## EXERCISE TASK:
Quote every line below exactly and skip any picture.

## INFORMATION GIVEN:
□ □ □ □
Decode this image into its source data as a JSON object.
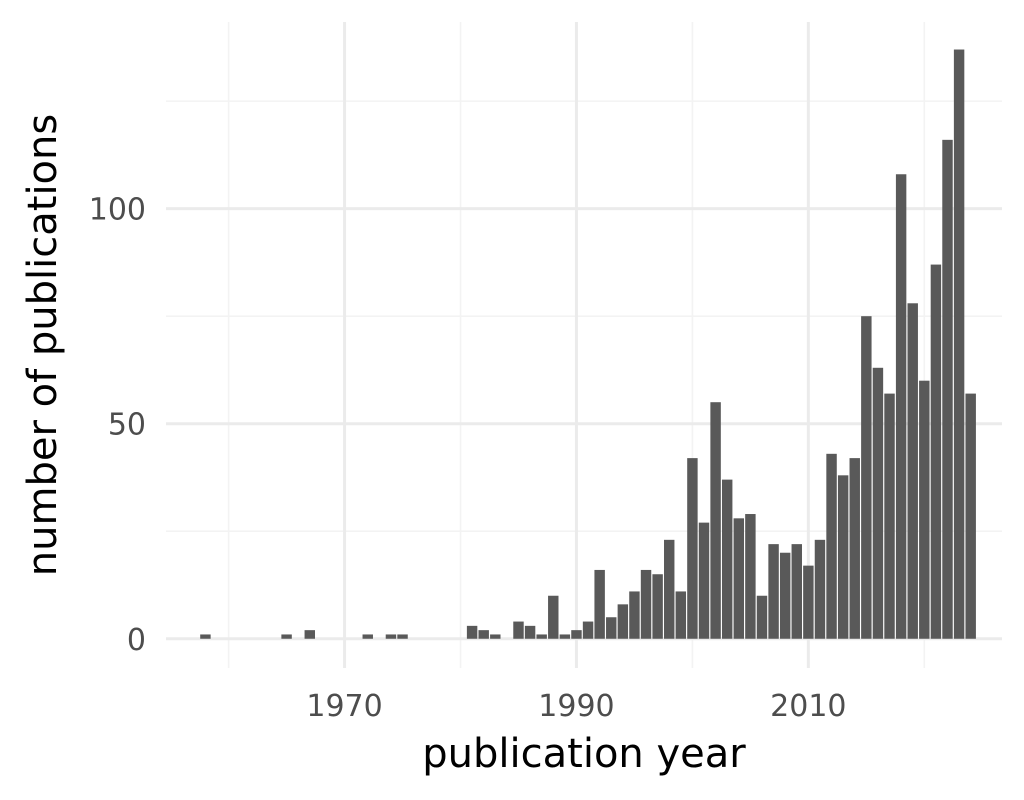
{
  "chart_data": {
    "type": "bar",
    "title": "",
    "xlabel": "publication year",
    "ylabel": "number of publications",
    "x_ticks": [
      1970,
      1990,
      2010
    ],
    "y_ticks": [
      0,
      50,
      100
    ],
    "xlim": [
      1954.6,
      2026.7
    ],
    "ylim": [
      -6.8,
      143.4
    ],
    "grid": true,
    "bar_color": "#595959",
    "x": [
      1958,
      1965,
      1967,
      1972,
      1974,
      1975,
      1981,
      1982,
      1983,
      1985,
      1986,
      1987,
      1988,
      1989,
      1990,
      1991,
      1992,
      1993,
      1994,
      1995,
      1996,
      1997,
      1998,
      1999,
      2000,
      2001,
      2002,
      2003,
      2004,
      2005,
      2006,
      2007,
      2008,
      2009,
      2010,
      2011,
      2012,
      2013,
      2014,
      2015,
      2016,
      2017,
      2018,
      2019,
      2020,
      2021,
      2022,
      2023,
      2024
    ],
    "values": [
      1,
      1,
      2,
      1,
      1,
      1,
      3,
      2,
      1,
      4,
      3,
      1,
      10,
      1,
      2,
      4,
      16,
      5,
      8,
      11,
      16,
      15,
      23,
      11,
      42,
      27,
      55,
      37,
      28,
      29,
      10,
      22,
      20,
      22,
      17,
      23,
      43,
      38,
      42,
      75,
      63,
      57,
      108,
      78,
      60,
      87,
      116,
      137,
      57
    ]
  }
}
□ □ □ □
## EXPECTED ANSWER:
Decode this image into its source data as a JSON object.
{
  "chart_data": {
    "type": "bar",
    "title": "",
    "xlabel": "publication year",
    "ylabel": "number of publications",
    "x_ticks": [
      1970,
      1990,
      2010
    ],
    "y_ticks": [
      0,
      50,
      100
    ],
    "xlim": [
      1954.6,
      2026.7
    ],
    "ylim": [
      -6.8,
      143.4
    ],
    "grid": true,
    "bar_color": "#595959",
    "x": [
      1958,
      1965,
      1967,
      1972,
      1974,
      1975,
      1981,
      1982,
      1983,
      1985,
      1986,
      1987,
      1988,
      1989,
      1990,
      1991,
      1992,
      1993,
      1994,
      1995,
      1996,
      1997,
      1998,
      1999,
      2000,
      2001,
      2002,
      2003,
      2004,
      2005,
      2006,
      2007,
      2008,
      2009,
      2010,
      2011,
      2012,
      2013,
      2014,
      2015,
      2016,
      2017,
      2018,
      2019,
      2020,
      2021,
      2022,
      2023,
      2024
    ],
    "values": [
      1,
      1,
      2,
      1,
      1,
      1,
      3,
      2,
      1,
      4,
      3,
      1,
      10,
      1,
      2,
      4,
      16,
      5,
      8,
      11,
      16,
      15,
      23,
      11,
      42,
      27,
      55,
      37,
      28,
      29,
      10,
      22,
      20,
      22,
      17,
      23,
      43,
      38,
      42,
      75,
      63,
      57,
      108,
      78,
      60,
      87,
      116,
      137,
      57
    ]
  }
}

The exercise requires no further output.